SUPPLIED INFORMATION >>
◆ ◆ ◆ ◆ ◆ ◆ ◆
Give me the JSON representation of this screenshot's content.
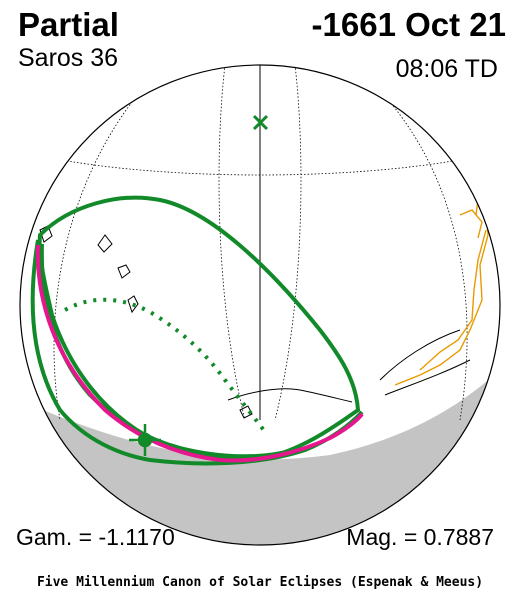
{
  "header": {
    "eclipse_type": "Partial",
    "date": "-1661 Oct 21",
    "saros": "Saros  36",
    "time": "08:06 TD"
  },
  "footer_stats": {
    "gamma": "Gam. = -1.1170",
    "magnitude": "Mag. = 0.7887"
  },
  "credit": "Five Millennium Canon of Solar Eclipses (Espenak & Meeus)",
  "colors": {
    "eclipse_limits": "#128a2a",
    "max_eclipse_path": "#e6168e",
    "land_outline": "#e89a00",
    "night_shade": "#c4c4c4",
    "grid": "#000000"
  },
  "markers": {
    "sub_solar_point": "x-mark-icon",
    "greatest_eclipse": "sun-star-icon"
  }
}
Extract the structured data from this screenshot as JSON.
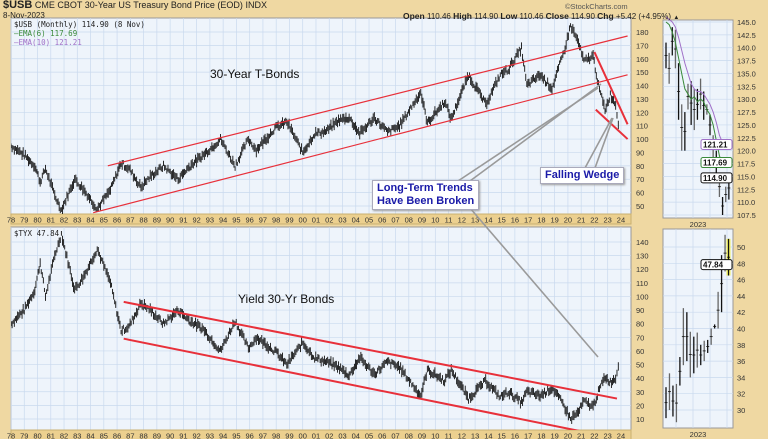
◆ ◆ ◆ ◆ ◆ ◆ ◆
WHAT YOU SHOULD DO >>
Transcribe the whole listing exactly. Pictures stay out of your copy.

FINISHED ANSWER >>
Give me the JSON representation of this screenshot's content.
{
  "header": {
    "eclipse_type": "Partial",
    "date": "-1661 Oct 21",
    "saros": "Saros  36",
    "time": "08:06 TD"
  },
  "footer_stats": {
    "gamma": "Gam. = -1.1170",
    "magnitude": "Mag. = 0.7887"
  },
  "credit": "Five Millennium Canon of Solar Eclipses (Espenak & Meeus)",
  "colors": {
    "eclipse_limits": "#128a2a",
    "max_eclipse_path": "#e6168e",
    "land_outline": "#e89a00",
    "night_shade": "#c4c4c4",
    "grid": "#000000"
  },
  "markers": {
    "sub_solar_point": "x-mark-icon",
    "greatest_eclipse": "sun-star-icon"
  }
}
Extract the structured data from this screenshot as JSON.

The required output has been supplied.